Exercise requirements: Extract all of the entries and give them again, word for word.

%%

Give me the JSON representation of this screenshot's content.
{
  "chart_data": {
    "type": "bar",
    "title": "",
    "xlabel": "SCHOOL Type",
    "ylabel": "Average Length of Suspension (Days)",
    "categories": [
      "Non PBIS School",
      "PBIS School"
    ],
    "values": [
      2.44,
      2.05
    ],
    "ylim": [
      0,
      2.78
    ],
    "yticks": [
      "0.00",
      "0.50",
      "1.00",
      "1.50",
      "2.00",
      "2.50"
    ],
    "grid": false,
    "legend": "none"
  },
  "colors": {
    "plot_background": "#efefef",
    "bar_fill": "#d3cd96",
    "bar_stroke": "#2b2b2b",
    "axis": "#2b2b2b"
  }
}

%%

Task solution:
Give me the JSON representation of this screenshot's content.
{
  "chart_data": {
    "type": "bar",
    "title": "",
    "xlabel": "SCHOOL Type",
    "ylabel": "Average Length of Suspension (Days)",
    "categories": [
      "Non PBIS School",
      "PBIS School"
    ],
    "values": [
      2.44,
      2.05
    ],
    "ylim": [
      0,
      2.78
    ],
    "yticks": [
      "0.00",
      "0.50",
      "1.00",
      "1.50",
      "2.00",
      "2.50"
    ],
    "grid": false,
    "legend": "none"
  },
  "colors": {
    "plot_background": "#efefef",
    "bar_fill": "#d3cd96",
    "bar_stroke": "#2b2b2b",
    "axis": "#2b2b2b"
  }
}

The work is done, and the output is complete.